→ What to work on:
Set down the material once more, exactly as it appears.

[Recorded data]
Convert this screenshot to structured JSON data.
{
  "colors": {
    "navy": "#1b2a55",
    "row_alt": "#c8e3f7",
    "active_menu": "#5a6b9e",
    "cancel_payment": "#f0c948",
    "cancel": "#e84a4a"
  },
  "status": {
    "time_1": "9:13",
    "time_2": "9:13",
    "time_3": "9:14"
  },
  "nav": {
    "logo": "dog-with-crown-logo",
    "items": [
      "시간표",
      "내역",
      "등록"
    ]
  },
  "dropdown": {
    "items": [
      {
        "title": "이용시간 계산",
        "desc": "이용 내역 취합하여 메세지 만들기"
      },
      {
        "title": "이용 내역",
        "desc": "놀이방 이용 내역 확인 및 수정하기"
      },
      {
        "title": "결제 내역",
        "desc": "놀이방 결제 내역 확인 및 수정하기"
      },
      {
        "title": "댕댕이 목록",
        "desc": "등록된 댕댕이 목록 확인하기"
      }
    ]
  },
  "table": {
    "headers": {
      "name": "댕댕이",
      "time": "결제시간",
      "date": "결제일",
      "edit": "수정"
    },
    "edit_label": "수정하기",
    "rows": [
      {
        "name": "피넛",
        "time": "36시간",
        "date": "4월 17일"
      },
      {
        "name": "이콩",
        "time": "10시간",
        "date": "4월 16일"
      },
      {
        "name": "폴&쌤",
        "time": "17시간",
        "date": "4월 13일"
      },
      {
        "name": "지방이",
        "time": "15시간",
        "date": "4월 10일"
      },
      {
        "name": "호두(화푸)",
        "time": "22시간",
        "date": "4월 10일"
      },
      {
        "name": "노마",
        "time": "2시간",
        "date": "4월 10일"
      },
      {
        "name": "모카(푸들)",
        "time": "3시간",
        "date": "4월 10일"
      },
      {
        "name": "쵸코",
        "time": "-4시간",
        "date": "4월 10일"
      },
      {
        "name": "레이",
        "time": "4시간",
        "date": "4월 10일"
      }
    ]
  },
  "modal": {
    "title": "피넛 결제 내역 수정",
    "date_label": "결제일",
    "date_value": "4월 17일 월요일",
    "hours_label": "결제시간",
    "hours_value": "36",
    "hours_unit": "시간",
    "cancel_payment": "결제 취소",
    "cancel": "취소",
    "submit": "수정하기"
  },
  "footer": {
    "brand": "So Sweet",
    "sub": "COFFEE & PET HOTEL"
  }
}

→ Worked answer:
Convert this screenshot to structured JSON data.
{
  "colors": {
    "navy": "#1b2a55",
    "row_alt": "#c8e3f7",
    "active_menu": "#5a6b9e",
    "cancel_payment": "#f0c948",
    "cancel": "#e84a4a"
  },
  "status": {
    "time_1": "9:13",
    "time_2": "9:13",
    "time_3": "9:14"
  },
  "nav": {
    "logo": "dog-with-crown-logo",
    "items": [
      "시간표",
      "내역",
      "등록"
    ]
  },
  "dropdown": {
    "items": [
      {
        "title": "이용시간 계산",
        "desc": "이용 내역 취합하여 메세지 만들기"
      },
      {
        "title": "이용 내역",
        "desc": "놀이방 이용 내역 확인 및 수정하기"
      },
      {
        "title": "결제 내역",
        "desc": "놀이방 결제 내역 확인 및 수정하기"
      },
      {
        "title": "댕댕이 목록",
        "desc": "등록된 댕댕이 목록 확인하기"
      }
    ]
  },
  "table": {
    "headers": {
      "name": "댕댕이",
      "time": "결제시간",
      "date": "결제일",
      "edit": "수정"
    },
    "edit_label": "수정하기",
    "rows": [
      {
        "name": "피넛",
        "time": "36시간",
        "date": "4월 17일"
      },
      {
        "name": "이콩",
        "time": "10시간",
        "date": "4월 16일"
      },
      {
        "name": "폴&쌤",
        "time": "17시간",
        "date": "4월 13일"
      },
      {
        "name": "지방이",
        "time": "15시간",
        "date": "4월 10일"
      },
      {
        "name": "호두(화푸)",
        "time": "22시간",
        "date": "4월 10일"
      },
      {
        "name": "노마",
        "time": "2시간",
        "date": "4월 10일"
      },
      {
        "name": "모카(푸들)",
        "time": "3시간",
        "date": "4월 10일"
      },
      {
        "name": "쵸코",
        "time": "-4시간",
        "date": "4월 10일"
      },
      {
        "name": "레이",
        "time": "4시간",
        "date": "4월 10일"
      }
    ]
  },
  "modal": {
    "title": "피넛 결제 내역 수정",
    "date_label": "결제일",
    "date_value": "4월 17일 월요일",
    "hours_label": "결제시간",
    "hours_value": "36",
    "hours_unit": "시간",
    "cancel_payment": "결제 취소",
    "cancel": "취소",
    "submit": "수정하기"
  },
  "footer": {
    "brand": "So Sweet",
    "sub": "COFFEE & PET HOTEL"
  }
}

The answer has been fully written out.